§ Work to complete: Reproduce every entry that follows word for word, but omit the images.

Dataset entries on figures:
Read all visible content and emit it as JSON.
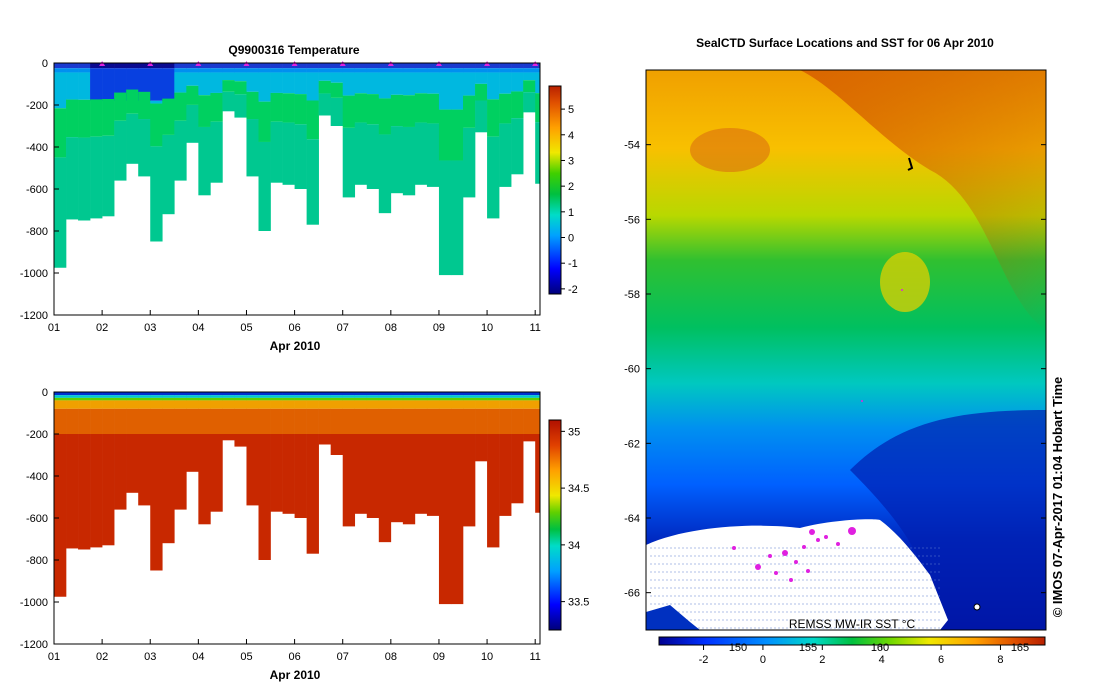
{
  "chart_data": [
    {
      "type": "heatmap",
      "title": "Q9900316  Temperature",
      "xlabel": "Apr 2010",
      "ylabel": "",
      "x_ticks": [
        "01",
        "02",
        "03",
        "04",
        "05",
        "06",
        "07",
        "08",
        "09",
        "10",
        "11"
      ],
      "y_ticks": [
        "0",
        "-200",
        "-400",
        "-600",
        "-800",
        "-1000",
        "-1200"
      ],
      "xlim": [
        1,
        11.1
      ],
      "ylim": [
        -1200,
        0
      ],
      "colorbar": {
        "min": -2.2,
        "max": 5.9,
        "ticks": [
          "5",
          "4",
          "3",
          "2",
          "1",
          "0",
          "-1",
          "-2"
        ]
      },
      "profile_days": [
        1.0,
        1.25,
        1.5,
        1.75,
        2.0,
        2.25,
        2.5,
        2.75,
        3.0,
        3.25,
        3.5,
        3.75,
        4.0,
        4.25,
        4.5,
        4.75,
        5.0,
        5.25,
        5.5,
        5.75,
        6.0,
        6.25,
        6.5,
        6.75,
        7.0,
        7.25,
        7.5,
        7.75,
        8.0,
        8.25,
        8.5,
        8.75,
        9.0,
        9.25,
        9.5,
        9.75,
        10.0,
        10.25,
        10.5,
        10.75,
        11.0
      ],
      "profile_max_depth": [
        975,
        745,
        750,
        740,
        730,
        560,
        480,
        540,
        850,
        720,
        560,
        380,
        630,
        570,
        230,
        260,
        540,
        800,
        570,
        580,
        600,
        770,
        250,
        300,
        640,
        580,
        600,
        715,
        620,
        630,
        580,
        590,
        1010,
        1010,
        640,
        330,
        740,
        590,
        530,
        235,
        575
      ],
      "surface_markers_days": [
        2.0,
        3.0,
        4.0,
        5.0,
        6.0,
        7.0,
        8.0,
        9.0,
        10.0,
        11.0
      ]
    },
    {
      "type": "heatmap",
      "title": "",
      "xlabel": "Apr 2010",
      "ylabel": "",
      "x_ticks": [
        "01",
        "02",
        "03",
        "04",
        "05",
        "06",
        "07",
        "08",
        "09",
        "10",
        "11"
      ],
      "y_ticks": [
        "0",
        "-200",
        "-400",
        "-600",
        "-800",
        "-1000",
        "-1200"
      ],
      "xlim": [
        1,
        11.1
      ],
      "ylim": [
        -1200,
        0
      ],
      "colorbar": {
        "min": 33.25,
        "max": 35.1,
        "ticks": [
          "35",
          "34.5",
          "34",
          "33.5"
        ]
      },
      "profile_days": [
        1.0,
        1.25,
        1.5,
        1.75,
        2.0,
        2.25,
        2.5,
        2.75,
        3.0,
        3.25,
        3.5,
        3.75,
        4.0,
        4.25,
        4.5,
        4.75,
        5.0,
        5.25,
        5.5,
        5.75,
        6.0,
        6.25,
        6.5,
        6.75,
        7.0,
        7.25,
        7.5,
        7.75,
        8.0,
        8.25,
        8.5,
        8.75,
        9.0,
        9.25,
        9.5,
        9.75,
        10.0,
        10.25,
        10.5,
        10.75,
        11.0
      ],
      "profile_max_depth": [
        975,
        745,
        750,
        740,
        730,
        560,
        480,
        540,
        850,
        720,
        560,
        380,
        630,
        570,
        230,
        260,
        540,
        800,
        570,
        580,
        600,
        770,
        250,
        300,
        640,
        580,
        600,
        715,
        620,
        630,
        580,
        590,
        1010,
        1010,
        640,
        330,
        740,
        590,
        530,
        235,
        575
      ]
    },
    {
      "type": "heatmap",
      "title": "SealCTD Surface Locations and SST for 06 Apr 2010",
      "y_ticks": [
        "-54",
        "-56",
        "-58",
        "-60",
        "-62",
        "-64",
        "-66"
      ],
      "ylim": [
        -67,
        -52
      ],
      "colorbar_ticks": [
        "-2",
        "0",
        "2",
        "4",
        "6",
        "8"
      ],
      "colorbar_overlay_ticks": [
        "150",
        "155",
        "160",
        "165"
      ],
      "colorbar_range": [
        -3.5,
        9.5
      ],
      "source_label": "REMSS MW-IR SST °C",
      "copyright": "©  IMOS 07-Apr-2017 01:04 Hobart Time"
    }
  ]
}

§ Written response:
Read all visible content and emit it as JSON.
{
  "chart_data": [
    {
      "type": "heatmap",
      "title": "Q9900316  Temperature",
      "xlabel": "Apr 2010",
      "ylabel": "",
      "x_ticks": [
        "01",
        "02",
        "03",
        "04",
        "05",
        "06",
        "07",
        "08",
        "09",
        "10",
        "11"
      ],
      "y_ticks": [
        "0",
        "-200",
        "-400",
        "-600",
        "-800",
        "-1000",
        "-1200"
      ],
      "xlim": [
        1,
        11.1
      ],
      "ylim": [
        -1200,
        0
      ],
      "colorbar": {
        "min": -2.2,
        "max": 5.9,
        "ticks": [
          "5",
          "4",
          "3",
          "2",
          "1",
          "0",
          "-1",
          "-2"
        ]
      },
      "profile_days": [
        1.0,
        1.25,
        1.5,
        1.75,
        2.0,
        2.25,
        2.5,
        2.75,
        3.0,
        3.25,
        3.5,
        3.75,
        4.0,
        4.25,
        4.5,
        4.75,
        5.0,
        5.25,
        5.5,
        5.75,
        6.0,
        6.25,
        6.5,
        6.75,
        7.0,
        7.25,
        7.5,
        7.75,
        8.0,
        8.25,
        8.5,
        8.75,
        9.0,
        9.25,
        9.5,
        9.75,
        10.0,
        10.25,
        10.5,
        10.75,
        11.0
      ],
      "profile_max_depth": [
        975,
        745,
        750,
        740,
        730,
        560,
        480,
        540,
        850,
        720,
        560,
        380,
        630,
        570,
        230,
        260,
        540,
        800,
        570,
        580,
        600,
        770,
        250,
        300,
        640,
        580,
        600,
        715,
        620,
        630,
        580,
        590,
        1010,
        1010,
        640,
        330,
        740,
        590,
        530,
        235,
        575
      ],
      "surface_markers_days": [
        2.0,
        3.0,
        4.0,
        5.0,
        6.0,
        7.0,
        8.0,
        9.0,
        10.0,
        11.0
      ]
    },
    {
      "type": "heatmap",
      "title": "",
      "xlabel": "Apr 2010",
      "ylabel": "",
      "x_ticks": [
        "01",
        "02",
        "03",
        "04",
        "05",
        "06",
        "07",
        "08",
        "09",
        "10",
        "11"
      ],
      "y_ticks": [
        "0",
        "-200",
        "-400",
        "-600",
        "-800",
        "-1000",
        "-1200"
      ],
      "xlim": [
        1,
        11.1
      ],
      "ylim": [
        -1200,
        0
      ],
      "colorbar": {
        "min": 33.25,
        "max": 35.1,
        "ticks": [
          "35",
          "34.5",
          "34",
          "33.5"
        ]
      },
      "profile_days": [
        1.0,
        1.25,
        1.5,
        1.75,
        2.0,
        2.25,
        2.5,
        2.75,
        3.0,
        3.25,
        3.5,
        3.75,
        4.0,
        4.25,
        4.5,
        4.75,
        5.0,
        5.25,
        5.5,
        5.75,
        6.0,
        6.25,
        6.5,
        6.75,
        7.0,
        7.25,
        7.5,
        7.75,
        8.0,
        8.25,
        8.5,
        8.75,
        9.0,
        9.25,
        9.5,
        9.75,
        10.0,
        10.25,
        10.5,
        10.75,
        11.0
      ],
      "profile_max_depth": [
        975,
        745,
        750,
        740,
        730,
        560,
        480,
        540,
        850,
        720,
        560,
        380,
        630,
        570,
        230,
        260,
        540,
        800,
        570,
        580,
        600,
        770,
        250,
        300,
        640,
        580,
        600,
        715,
        620,
        630,
        580,
        590,
        1010,
        1010,
        640,
        330,
        740,
        590,
        530,
        235,
        575
      ]
    },
    {
      "type": "heatmap",
      "title": "SealCTD Surface Locations and SST for 06 Apr 2010",
      "y_ticks": [
        "-54",
        "-56",
        "-58",
        "-60",
        "-62",
        "-64",
        "-66"
      ],
      "ylim": [
        -67,
        -52
      ],
      "colorbar_ticks": [
        "-2",
        "0",
        "2",
        "4",
        "6",
        "8"
      ],
      "colorbar_overlay_ticks": [
        "150",
        "155",
        "160",
        "165"
      ],
      "colorbar_range": [
        -3.5,
        9.5
      ],
      "source_label": "REMSS MW-IR SST °C",
      "copyright": "©  IMOS 07-Apr-2017 01:04 Hobart Time"
    }
  ]
}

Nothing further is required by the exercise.